# To do
Lines of the listing that contain "Princeton" need to be copied.

========================================

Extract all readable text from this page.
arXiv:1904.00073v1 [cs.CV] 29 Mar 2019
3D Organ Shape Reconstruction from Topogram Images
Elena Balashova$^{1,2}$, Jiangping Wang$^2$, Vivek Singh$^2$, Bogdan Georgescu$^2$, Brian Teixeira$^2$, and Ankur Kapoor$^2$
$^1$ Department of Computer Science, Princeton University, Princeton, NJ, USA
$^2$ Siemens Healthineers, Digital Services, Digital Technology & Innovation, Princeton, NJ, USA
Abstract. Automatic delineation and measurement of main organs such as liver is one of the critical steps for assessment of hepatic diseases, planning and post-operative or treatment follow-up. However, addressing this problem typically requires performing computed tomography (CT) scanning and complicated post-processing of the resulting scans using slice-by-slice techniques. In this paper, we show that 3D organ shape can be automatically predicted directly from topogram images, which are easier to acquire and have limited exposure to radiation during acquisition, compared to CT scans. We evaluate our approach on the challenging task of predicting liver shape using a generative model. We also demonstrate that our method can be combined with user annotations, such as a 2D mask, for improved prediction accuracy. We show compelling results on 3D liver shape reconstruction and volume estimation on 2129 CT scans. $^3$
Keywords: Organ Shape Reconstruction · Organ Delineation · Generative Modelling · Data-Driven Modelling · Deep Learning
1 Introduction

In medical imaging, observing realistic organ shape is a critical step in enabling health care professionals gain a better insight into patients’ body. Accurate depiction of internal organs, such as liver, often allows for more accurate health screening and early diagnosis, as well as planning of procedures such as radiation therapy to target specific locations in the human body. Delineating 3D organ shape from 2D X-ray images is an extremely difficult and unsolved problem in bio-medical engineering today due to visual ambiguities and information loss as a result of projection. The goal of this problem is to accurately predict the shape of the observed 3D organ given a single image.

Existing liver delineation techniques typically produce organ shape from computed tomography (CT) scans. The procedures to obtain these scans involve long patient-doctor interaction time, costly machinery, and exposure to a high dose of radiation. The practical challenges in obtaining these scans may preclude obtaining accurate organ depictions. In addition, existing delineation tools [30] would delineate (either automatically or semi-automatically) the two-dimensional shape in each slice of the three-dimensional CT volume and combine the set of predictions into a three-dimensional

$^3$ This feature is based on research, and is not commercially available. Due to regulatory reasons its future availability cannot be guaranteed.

========================================

# Reply
$^1$ Department of Computer Science, Princeton University, Princeton, NJ, USA
$^2$ Siemens Healthineers, Digital Services, Digital Technology & Innovation, Princeton, NJ, USA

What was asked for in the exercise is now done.